Keep only the lines that hold the string "gelingen", filtering out the rest of the entries below.

[Collected data]
==*==
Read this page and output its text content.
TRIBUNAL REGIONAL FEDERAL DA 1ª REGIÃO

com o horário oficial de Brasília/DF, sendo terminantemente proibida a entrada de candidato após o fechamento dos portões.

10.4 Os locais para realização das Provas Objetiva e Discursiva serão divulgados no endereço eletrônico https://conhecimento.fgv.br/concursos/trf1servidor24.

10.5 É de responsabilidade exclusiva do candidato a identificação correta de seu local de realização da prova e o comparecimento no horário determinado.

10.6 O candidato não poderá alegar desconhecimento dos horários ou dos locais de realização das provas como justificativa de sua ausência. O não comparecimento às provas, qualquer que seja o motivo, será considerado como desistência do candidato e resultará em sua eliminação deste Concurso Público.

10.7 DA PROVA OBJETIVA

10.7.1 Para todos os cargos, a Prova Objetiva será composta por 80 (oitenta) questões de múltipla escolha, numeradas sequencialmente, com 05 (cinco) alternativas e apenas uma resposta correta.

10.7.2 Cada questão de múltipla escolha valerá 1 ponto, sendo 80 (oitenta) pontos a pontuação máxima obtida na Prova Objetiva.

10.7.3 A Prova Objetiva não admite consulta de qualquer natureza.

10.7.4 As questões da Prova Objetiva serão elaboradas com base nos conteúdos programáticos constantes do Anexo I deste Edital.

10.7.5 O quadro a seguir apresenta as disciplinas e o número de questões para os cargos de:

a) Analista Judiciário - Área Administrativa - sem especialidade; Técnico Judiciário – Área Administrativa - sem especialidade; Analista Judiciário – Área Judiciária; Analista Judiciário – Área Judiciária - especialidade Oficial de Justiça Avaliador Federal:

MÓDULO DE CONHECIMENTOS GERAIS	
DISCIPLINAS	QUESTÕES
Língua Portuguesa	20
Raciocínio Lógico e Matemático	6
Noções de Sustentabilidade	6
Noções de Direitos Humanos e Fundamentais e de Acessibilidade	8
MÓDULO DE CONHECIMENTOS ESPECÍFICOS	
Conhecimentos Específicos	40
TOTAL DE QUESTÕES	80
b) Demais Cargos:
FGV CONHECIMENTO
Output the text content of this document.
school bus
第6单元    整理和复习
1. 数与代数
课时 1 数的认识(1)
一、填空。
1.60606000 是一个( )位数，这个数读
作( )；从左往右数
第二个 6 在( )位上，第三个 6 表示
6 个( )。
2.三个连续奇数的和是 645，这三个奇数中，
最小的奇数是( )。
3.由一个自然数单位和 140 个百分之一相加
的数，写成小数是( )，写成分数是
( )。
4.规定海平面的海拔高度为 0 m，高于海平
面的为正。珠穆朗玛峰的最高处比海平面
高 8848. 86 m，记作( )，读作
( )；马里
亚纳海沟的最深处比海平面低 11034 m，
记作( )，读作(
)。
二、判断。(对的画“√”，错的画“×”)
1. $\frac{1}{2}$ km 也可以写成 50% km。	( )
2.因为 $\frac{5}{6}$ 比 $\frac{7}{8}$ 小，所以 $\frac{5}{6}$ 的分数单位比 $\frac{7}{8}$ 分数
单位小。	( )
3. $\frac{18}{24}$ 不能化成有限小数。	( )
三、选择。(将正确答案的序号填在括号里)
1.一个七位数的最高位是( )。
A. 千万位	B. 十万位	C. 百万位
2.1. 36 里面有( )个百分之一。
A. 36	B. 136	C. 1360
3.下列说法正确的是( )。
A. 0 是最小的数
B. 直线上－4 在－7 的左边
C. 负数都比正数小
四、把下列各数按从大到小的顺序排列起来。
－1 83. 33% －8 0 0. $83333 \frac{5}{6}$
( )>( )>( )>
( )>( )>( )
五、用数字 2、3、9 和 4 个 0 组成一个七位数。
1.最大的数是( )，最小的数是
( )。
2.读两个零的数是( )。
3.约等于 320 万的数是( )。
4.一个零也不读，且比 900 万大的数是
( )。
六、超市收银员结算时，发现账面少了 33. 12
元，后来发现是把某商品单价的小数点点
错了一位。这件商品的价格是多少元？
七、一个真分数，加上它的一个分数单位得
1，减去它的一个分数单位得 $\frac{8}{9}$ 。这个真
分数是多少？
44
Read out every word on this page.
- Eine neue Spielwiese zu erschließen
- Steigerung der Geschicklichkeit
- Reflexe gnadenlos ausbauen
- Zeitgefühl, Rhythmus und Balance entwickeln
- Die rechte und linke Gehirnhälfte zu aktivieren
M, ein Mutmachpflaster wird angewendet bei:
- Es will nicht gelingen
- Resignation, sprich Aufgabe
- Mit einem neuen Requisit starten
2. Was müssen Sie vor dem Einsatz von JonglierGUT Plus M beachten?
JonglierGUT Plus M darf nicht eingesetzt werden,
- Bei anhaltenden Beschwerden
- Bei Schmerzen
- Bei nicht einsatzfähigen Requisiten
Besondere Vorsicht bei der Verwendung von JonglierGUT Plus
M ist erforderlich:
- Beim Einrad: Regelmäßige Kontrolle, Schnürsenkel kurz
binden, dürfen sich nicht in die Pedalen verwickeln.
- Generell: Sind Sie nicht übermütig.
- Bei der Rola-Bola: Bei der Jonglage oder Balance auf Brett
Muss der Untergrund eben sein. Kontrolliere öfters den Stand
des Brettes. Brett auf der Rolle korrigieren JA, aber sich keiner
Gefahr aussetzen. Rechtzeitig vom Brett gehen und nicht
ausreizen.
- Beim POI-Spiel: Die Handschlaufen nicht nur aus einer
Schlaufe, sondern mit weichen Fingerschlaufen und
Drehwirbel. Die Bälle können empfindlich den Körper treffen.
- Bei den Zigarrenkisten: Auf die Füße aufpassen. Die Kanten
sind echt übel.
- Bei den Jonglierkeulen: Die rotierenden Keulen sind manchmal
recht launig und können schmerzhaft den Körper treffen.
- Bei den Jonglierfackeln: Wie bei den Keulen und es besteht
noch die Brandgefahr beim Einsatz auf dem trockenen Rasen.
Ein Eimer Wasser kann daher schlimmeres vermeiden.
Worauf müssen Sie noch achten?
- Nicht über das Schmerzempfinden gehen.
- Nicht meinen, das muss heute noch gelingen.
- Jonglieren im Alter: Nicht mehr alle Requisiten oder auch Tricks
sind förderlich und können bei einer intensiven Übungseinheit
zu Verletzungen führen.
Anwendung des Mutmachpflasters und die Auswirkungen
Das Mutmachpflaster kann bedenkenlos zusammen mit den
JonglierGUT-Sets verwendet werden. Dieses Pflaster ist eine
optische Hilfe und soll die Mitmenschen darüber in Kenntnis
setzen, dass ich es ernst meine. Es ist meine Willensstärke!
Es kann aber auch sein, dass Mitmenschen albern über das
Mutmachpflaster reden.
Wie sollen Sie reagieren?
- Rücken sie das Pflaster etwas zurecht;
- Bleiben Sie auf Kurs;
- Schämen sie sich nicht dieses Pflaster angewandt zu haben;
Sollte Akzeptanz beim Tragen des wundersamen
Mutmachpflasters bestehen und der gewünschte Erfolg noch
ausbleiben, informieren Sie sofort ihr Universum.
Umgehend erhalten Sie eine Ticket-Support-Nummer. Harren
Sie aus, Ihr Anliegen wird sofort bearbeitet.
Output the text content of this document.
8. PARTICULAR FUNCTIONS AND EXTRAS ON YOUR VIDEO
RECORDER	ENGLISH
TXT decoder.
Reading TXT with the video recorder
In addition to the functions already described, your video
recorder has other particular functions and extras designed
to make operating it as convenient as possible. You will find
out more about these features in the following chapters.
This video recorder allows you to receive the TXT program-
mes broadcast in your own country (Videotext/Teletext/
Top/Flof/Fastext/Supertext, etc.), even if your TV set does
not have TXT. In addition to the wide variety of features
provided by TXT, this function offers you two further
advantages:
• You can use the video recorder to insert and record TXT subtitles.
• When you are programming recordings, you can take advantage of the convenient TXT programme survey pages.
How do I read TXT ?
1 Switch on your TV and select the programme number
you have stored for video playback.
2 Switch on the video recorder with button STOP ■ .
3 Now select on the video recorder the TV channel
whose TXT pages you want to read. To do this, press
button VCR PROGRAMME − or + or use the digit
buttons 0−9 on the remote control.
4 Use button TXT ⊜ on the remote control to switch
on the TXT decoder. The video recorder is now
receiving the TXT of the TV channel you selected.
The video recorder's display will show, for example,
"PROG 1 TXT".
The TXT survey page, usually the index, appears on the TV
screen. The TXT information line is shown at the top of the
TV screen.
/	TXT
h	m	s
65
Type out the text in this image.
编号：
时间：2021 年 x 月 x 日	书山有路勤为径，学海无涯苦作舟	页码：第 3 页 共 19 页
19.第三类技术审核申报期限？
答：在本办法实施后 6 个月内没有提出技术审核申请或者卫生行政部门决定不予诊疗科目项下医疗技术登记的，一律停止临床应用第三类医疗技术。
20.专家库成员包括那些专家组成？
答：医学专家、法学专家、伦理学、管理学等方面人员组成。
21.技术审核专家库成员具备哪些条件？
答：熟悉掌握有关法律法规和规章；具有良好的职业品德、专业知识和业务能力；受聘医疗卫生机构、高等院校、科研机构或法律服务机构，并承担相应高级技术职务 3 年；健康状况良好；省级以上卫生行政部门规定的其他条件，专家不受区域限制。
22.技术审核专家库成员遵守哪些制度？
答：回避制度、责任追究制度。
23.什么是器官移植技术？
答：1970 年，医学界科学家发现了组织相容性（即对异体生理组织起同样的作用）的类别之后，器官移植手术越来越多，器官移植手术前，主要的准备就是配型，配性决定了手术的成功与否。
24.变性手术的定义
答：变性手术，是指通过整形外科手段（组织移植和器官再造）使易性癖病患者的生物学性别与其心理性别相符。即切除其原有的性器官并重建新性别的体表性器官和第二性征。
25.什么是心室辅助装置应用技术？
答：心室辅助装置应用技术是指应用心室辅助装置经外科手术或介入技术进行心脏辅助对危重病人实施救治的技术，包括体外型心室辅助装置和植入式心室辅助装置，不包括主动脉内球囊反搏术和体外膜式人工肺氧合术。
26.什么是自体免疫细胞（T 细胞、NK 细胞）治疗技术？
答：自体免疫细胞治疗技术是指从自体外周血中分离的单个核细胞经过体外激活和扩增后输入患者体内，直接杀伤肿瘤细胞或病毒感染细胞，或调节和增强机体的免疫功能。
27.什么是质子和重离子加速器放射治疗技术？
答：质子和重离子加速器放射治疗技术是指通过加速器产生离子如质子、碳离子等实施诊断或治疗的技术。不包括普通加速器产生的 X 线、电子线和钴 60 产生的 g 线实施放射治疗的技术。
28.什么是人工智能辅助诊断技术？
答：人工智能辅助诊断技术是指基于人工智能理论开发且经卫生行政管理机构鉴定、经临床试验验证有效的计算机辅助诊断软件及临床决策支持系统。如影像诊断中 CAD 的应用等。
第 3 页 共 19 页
==*==
◆ Response below
- Es will nicht gelingen
- Nicht meinen, das muss heute noch gelingen.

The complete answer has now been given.